A block of data:
----------------------------------------
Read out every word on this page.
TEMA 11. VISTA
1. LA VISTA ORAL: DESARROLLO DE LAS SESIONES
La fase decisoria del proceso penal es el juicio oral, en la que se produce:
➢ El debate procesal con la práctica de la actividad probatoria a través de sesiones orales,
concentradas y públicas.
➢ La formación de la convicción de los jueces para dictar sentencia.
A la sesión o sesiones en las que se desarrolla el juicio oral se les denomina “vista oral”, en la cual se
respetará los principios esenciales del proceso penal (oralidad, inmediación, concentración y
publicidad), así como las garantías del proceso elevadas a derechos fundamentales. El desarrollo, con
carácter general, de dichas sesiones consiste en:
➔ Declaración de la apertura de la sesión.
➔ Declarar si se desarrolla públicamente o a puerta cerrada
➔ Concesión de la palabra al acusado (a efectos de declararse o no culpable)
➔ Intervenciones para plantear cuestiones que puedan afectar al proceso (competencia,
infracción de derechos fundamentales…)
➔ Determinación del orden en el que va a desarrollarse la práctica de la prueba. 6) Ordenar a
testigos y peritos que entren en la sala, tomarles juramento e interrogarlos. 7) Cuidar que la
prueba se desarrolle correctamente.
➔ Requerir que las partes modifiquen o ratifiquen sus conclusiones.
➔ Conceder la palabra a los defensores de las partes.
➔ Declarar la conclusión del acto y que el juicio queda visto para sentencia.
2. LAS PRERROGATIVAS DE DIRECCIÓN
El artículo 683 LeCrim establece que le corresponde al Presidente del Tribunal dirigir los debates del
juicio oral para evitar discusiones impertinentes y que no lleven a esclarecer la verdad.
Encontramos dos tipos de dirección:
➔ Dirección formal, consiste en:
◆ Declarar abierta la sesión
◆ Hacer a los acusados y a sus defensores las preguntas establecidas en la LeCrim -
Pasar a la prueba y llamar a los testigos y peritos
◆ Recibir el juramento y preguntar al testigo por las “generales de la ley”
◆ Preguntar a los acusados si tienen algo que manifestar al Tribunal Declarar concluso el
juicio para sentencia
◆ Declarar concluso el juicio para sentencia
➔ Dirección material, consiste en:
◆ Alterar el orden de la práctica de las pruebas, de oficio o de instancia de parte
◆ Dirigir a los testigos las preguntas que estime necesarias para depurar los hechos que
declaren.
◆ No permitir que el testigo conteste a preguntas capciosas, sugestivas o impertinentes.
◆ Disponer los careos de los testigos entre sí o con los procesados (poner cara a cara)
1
----------------------------------------
■ Stated goal ■
Repeat every line of the records above exactly.

■ Response ■
Read out every word on this page.
TEMA 11. VISTA
1. LA VISTA ORAL: DESARROLLO DE LAS SESIONES
La fase decisoria del proceso penal es el juicio oral, en la que se produce:
➢ El debate procesal con la práctica de la actividad probatoria a través de sesiones orales,
concentradas y públicas.
➢ La formación de la convicción de los jueces para dictar sentencia.
A la sesión o sesiones en las que se desarrolla el juicio oral se les denomina “vista oral”, en la cual se
respetará los principios esenciales del proceso penal (oralidad, inmediación, concentración y
publicidad), así como las garantías del proceso elevadas a derechos fundamentales. El desarrollo, con
carácter general, de dichas sesiones consiste en:
➔ Declaración de la apertura de la sesión.
➔ Declarar si se desarrolla públicamente o a puerta cerrada
➔ Concesión de la palabra al acusado (a efectos de declararse o no culpable)
➔ Intervenciones para plantear cuestiones que puedan afectar al proceso (competencia,
infracción de derechos fundamentales…)
➔ Determinación del orden en el que va a desarrollarse la práctica de la prueba. 6) Ordenar a
testigos y peritos que entren en la sala, tomarles juramento e interrogarlos. 7) Cuidar que la
prueba se desarrolle correctamente.
➔ Requerir que las partes modifiquen o ratifiquen sus conclusiones.
➔ Conceder la palabra a los defensores de las partes.
➔ Declarar la conclusión del acto y que el juicio queda visto para sentencia.
2. LAS PRERROGATIVAS DE DIRECCIÓN
El artículo 683 LeCrim establece que le corresponde al Presidente del Tribunal dirigir los debates del
juicio oral para evitar discusiones impertinentes y que no lleven a esclarecer la verdad.
Encontramos dos tipos de dirección:
➔ Dirección formal, consiste en:
◆ Declarar abierta la sesión
◆ Hacer a los acusados y a sus defensores las preguntas establecidas en la LeCrim -
Pasar a la prueba y llamar a los testigos y peritos
◆ Recibir el juramento y preguntar al testigo por las “generales de la ley”
◆ Preguntar a los acusados si tienen algo que manifestar al Tribunal Declarar concluso el
juicio para sentencia
◆ Declarar concluso el juicio para sentencia
➔ Dirección material, consiste en:
◆ Alterar el orden de la práctica de las pruebas, de oficio o de instancia de parte
◆ Dirigir a los testigos las preguntas que estime necesarias para depurar los hechos que
declaren.
◆ No permitir que el testigo conteste a preguntas capciosas, sugestivas o impertinentes.
◆ Disponer los careos de los testigos entre sí o con los procesados (poner cara a cara)
1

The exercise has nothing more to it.